Data for analysis Start Marker

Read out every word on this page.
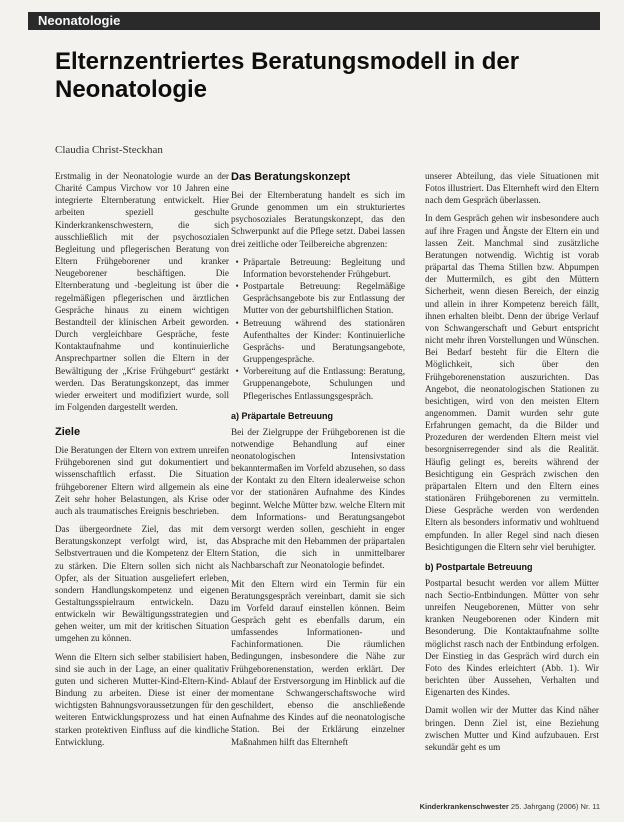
Neonatologie
Elternzentriertes Beratungsmodell in der Neonatologie
Claudia Christ-Steckhan

Erstmalig in der Neonatologie wurde an der Charité Campus Virchow vor 10 Jahren eine integrierte Elternberatung entwickelt. Hier arbeiten speziell geschulte Kinderkrankenschwestern, die sich ausschließlich mit der psychosozialen Begleitung und pflegerischen Beratung von Eltern Frühgeborener und kranker Neugeborener beschäftigen. Die Elternberatung und -begleitung ist über die regelmäßigen pflegerischen und ärztlichen Gespräche hinaus zu einem wichtigen Bestandteil der klinischen Arbeit geworden. Durch vergleichbare Gespräche, feste Kontaktaufnahme und kontinuierliche Ansprechpartner sollen die Eltern in der Bewältigung der „Krise Frühgeburt“ gestärkt werden. Das Beratungskonzept, das immer wieder erweitert und modifiziert wurde, soll im Folgenden dargestellt werden.

Ziele

Die Beratungen der Eltern von extrem unreifen Frühgeborenen sind gut dokumentiert und wissenschaftlich erfasst. Die Situation frühgeborener Eltern wird allgemein als eine Zeit sehr hoher Belastungen, als Krise oder auch als traumatisches Ereignis beschrieben.

Das übergeordnete Ziel, das mit dem Beratungskonzept verfolgt wird, ist, das Selbstvertrauen und die Kompetenz der Eltern zu stärken. Die Eltern sollen sich nicht als Opfer, als der Situation ausgeliefert erleben, sondern Handlungskompetenz und eigenen Gestaltungsspielraum entwickeln. Dazu entwickeln wir Bewältigungsstrategien und gehen weiter, um mit der kritischen Situation umgehen zu können.

Wenn die Eltern sich selber stabilisiert haben, sind sie auch in der Lage, an einer qualitativ guten und sicheren Mutter-Kind-Eltern-Kind-Bindung zu arbeiten. Diese ist einer der wichtigsten Bahnungsvoraussetzungen für den weiteren Entwicklungsprozess und hat einen starken protektiven Einfluss auf die kindliche Entwicklung.

Das Beratungskonzept

Bei der Elternberatung handelt es sich im Grunde genommen um ein strukturiertes psychosoziales Beratungskonzept, das den Schwerpunkt auf die Pflege setzt. Dabei lassen drei zeitliche oder Teilbereiche abgrenzen:

• Präpartale Betreuung: Begleitung und Information bevorstehender Frühgeburt.
• Postpartale Betreuung: Regelmäßige Gesprächsangebote bis zur Entlassung der Mutter von der geburtshilflichen Station.
• Betreuung während des stationären Aufenthaltes der Kinder: Kontinuierliche Gesprächs- und Beratungsangebote, Gruppengespräche.
• Vorbereitung auf die Entlassung: Beratung, Gruppenangebote, Schulungen und Pflegerisches Entlassungsgespräch.
a) Präpartale Betreuung

Bei der Zielgruppe der Frühgeborenen ist die notwendige Behandlung auf einer neonatologischen Intensivstation bekanntermaßen im Vorfeld abzusehen, so dass der Kontakt zu den Eltern idealerweise schon vor der stationären Aufnahme des Kindes beginnt. Welche Mütter bzw. welche Eltern mit dem Informations- und Beratungsangebot versorgt werden sollen, geschieht in enger Absprache mit den Hebammen der präpartalen Station, die sich in unmittelbarer Nachbarschaft zur Neonatologie befindet.

Mit den Eltern wird ein Termin für ein Beratungsgespräch vereinbart, damit sie sich im Vorfeld darauf einstellen können. Beim Gespräch geht es ebenfalls darum, ein umfassendes Informationen- und Fachinformationen. Die räumlichen Bedingungen, insbesondere die Nähe zur Frühgeborenenstation, werden erklärt. Der Ablauf der Erstversorgung im Hinblick auf die momentane Schwangerschaftswoche wird geschildert, ebenso die anschließende Aufnahme des Kindes auf die neonatologische Station. Bei der Erklärung einzelner Maßnahmen hilft das Elternheft

unserer Abteilung, das viele Situationen mit Fotos illustriert. Das Elternheft wird den Eltern nach dem Gespräch überlassen.

In dem Gespräch gehen wir insbesondere auch auf ihre Fragen und Ängste der Eltern ein und lassen Zeit. Manchmal sind zusätzliche Beratungen notwendig. Wichtig ist vorab präpartal das Thema Stillen bzw. Abpumpen der Muttermilch, es gibt den Müttern Sicherheit, wenn diesen Bereich, der einzig und allein in ihrer Kompetenz bereich fällt, ihnen erhalten bleibt. Denn der übrige Verlauf von Schwangerschaft und Geburt entspricht nicht mehr ihren Vorstellungen und Wünschen. Bei Bedarf besteht für die Eltern die Möglichkeit, sich über den Frühgeborenenstation auszurichten. Das Angebot, die neonatologischen Stationen zu besichtigen, wird von den meisten Eltern angenommen. Damit wurden sehr gute Erfahrungen gemacht, da die Bilder und Prozeduren der werdenden Eltern meist viel besorgniserregender sind als die Realität. Häufig gelingt es, bereits während der Besichtigung ein Gespräch zwischen den präpartalen Eltern und den Eltern eines stationären Frühgeborenen zu vermitteln. Diese Gespräche werden von werdenden Eltern als besonders informativ und wohltuend empfunden. In aller Regel sind nach diesen Besichtigungen die Eltern sehr viel beruhigter.

b) Postpartale Betreuung

Postpartal besucht werden vor allem Mütter nach Sectio-Entbindungen. Mütter von sehr unreifen Neugeborenen, Mütter von sehr kranken Neugeborenen oder Kindern mit Besonderung. Die Kontaktaufnahme sollte möglichst rasch nach der Entbindung erfolgen. Der Einstieg in das Gespräch wird durch ein Foto des Kindes erleichtert (Abb. 1). Wir berichten über Aussehen, Verhalten und Eigenarten des Kindes.

Damit wollen wir der Mutter das Kind näher bringen. Denn Ziel ist, eine Beziehung zwischen Mutter und Kind aufzubauen. Erst sekundär geht es um

Kinderkrankenschwester 25. Jahrgang (2006) Nr. 11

Data for analysis End Marker

__Required work__
Among the lines above, please count those that contain the string "Frühgeborenenstation" and write the number by itself.

__Result__
2